__Entries supplied__
§

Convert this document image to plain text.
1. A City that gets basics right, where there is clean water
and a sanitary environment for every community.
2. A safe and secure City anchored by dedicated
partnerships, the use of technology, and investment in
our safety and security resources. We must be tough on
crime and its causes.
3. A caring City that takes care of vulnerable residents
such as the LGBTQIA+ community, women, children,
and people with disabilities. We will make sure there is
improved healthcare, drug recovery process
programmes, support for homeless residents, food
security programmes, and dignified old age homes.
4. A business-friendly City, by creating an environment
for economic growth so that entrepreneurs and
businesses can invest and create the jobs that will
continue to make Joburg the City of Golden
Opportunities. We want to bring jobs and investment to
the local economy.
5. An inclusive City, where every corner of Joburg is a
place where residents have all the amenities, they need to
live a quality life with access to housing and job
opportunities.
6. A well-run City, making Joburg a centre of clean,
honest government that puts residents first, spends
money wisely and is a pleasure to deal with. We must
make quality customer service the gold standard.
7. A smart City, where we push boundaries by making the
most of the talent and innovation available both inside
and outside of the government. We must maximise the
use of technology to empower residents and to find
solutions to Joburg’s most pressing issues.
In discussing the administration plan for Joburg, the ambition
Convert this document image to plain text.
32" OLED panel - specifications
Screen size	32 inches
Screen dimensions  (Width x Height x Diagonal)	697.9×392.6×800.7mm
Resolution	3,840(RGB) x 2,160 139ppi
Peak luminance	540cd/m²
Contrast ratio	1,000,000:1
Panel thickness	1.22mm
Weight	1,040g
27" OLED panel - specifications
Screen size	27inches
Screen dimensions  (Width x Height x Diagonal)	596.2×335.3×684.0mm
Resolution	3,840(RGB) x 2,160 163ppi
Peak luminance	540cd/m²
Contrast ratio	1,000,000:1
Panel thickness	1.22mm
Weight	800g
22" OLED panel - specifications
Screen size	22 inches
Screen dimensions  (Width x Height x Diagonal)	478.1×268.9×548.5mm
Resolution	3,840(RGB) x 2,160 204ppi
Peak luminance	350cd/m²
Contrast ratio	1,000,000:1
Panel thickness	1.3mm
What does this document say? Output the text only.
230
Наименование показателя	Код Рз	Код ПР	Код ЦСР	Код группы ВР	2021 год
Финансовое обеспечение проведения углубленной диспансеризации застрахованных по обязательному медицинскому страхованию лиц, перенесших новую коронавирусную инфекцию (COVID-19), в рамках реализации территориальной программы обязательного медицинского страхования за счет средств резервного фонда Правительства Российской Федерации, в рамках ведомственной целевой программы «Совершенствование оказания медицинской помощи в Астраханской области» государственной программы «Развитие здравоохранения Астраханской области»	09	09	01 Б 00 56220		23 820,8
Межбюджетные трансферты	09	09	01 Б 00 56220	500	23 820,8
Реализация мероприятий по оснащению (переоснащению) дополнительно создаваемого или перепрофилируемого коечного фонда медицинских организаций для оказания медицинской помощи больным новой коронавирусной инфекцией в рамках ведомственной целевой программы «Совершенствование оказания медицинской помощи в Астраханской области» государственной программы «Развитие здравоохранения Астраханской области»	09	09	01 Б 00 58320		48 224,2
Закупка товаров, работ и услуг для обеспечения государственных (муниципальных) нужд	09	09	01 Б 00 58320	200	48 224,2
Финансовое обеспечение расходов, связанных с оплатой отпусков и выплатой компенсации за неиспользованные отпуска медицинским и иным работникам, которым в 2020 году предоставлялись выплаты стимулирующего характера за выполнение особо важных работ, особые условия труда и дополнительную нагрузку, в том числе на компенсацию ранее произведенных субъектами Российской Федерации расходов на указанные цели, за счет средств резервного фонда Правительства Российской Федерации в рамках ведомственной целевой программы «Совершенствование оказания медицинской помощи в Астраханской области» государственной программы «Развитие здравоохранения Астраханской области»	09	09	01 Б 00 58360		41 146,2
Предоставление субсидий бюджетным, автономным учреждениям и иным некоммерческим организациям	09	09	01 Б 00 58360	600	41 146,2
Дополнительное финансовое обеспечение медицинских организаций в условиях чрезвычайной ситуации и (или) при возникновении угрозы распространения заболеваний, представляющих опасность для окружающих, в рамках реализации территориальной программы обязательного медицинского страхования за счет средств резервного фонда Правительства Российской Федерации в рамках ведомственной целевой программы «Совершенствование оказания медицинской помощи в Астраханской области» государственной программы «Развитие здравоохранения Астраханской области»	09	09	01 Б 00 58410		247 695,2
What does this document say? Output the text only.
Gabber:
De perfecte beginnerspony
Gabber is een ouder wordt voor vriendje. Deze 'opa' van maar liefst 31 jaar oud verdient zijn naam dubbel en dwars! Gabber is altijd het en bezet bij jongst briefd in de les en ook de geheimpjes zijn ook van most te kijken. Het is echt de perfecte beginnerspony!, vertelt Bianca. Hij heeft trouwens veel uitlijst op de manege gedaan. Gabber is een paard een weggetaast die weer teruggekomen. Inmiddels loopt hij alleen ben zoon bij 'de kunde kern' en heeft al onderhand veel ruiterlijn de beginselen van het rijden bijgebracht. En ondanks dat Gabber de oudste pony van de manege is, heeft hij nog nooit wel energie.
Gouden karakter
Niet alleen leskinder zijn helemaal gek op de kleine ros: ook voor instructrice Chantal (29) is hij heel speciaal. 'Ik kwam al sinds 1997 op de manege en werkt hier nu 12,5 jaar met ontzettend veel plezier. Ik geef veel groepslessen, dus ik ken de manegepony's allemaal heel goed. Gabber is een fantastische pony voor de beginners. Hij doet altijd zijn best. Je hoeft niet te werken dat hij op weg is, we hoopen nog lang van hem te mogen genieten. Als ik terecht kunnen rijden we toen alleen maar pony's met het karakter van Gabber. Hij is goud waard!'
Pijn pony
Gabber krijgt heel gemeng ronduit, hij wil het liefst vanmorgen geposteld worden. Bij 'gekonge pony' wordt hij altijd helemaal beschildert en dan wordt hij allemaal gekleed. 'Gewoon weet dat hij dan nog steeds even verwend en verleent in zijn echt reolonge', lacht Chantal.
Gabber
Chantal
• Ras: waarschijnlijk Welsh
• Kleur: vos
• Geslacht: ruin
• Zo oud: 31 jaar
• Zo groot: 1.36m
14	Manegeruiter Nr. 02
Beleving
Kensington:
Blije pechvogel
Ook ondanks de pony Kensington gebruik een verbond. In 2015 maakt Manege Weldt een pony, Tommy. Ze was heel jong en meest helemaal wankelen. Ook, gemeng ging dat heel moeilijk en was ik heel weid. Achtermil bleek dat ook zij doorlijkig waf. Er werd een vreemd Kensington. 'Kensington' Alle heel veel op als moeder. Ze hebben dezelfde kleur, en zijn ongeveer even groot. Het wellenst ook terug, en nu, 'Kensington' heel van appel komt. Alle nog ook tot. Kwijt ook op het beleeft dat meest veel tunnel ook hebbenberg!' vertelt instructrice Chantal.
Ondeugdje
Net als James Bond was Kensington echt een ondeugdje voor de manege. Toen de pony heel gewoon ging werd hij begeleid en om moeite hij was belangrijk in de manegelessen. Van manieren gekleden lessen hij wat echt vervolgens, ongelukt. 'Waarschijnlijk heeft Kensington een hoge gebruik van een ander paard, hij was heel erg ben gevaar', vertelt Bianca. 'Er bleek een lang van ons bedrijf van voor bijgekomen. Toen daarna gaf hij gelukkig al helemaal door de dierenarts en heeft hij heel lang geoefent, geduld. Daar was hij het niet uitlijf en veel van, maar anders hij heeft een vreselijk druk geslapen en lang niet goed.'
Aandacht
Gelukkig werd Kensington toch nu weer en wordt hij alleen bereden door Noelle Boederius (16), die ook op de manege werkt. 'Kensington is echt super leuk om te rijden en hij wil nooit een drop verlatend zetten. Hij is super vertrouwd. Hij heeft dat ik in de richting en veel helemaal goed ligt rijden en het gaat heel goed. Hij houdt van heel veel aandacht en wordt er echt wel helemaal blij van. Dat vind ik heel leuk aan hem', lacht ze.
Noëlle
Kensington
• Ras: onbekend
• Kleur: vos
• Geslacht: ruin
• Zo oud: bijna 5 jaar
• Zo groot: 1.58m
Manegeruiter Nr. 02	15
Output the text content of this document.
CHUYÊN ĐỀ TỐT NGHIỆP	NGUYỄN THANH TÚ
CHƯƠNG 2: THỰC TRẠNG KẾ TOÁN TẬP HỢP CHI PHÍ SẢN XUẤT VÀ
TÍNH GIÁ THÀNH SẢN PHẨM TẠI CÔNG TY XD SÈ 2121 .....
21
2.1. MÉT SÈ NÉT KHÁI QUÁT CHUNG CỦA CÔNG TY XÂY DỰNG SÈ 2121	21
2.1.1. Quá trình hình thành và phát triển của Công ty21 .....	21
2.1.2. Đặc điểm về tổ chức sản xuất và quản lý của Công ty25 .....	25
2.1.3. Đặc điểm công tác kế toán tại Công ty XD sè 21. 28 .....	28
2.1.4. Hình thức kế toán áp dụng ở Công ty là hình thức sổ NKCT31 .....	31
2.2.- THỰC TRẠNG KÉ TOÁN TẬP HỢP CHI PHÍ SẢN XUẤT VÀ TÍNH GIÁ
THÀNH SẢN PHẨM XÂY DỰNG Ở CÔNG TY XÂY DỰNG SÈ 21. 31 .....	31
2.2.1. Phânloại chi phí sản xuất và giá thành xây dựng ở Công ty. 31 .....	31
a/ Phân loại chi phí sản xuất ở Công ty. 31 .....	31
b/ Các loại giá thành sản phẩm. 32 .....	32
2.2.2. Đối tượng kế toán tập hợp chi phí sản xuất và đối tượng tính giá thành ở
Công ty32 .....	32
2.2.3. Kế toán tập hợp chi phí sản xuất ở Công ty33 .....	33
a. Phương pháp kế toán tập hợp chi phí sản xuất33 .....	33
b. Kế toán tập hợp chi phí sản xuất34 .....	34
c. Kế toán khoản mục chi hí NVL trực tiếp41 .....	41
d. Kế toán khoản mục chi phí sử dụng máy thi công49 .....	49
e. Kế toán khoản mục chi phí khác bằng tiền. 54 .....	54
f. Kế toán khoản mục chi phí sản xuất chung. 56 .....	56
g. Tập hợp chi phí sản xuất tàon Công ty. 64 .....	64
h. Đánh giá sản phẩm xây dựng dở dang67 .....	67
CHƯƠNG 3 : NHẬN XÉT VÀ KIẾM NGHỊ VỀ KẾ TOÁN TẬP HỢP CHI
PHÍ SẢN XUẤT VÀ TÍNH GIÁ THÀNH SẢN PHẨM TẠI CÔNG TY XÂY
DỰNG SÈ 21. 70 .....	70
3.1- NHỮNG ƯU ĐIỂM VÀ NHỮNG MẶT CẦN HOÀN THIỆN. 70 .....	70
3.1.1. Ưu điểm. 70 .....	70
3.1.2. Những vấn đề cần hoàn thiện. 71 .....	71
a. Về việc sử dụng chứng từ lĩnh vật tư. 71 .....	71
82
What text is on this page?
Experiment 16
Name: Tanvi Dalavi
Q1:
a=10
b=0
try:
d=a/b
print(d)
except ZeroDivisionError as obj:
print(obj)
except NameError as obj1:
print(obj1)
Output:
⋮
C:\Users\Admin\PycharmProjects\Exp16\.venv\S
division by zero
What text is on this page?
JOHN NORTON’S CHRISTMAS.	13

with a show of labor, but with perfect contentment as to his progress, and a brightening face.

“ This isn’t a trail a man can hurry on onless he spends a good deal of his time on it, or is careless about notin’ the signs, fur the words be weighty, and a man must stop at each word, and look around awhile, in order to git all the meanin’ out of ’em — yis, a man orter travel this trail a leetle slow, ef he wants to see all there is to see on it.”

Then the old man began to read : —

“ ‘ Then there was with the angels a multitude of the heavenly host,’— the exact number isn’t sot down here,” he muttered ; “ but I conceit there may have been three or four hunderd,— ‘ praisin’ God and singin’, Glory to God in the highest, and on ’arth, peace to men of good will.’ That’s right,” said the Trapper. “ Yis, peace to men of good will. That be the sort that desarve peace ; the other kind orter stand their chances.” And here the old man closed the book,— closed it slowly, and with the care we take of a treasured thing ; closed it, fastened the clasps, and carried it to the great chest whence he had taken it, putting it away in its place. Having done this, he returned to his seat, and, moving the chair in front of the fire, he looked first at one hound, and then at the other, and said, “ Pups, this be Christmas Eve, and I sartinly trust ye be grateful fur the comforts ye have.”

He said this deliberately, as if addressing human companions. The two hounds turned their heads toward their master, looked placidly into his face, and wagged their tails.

§

__Given task__
Check each line above for the string "quality" and show the ones that have it.

__Task result__
live a quality life with access to housing and job
make quality customer service the gold standard.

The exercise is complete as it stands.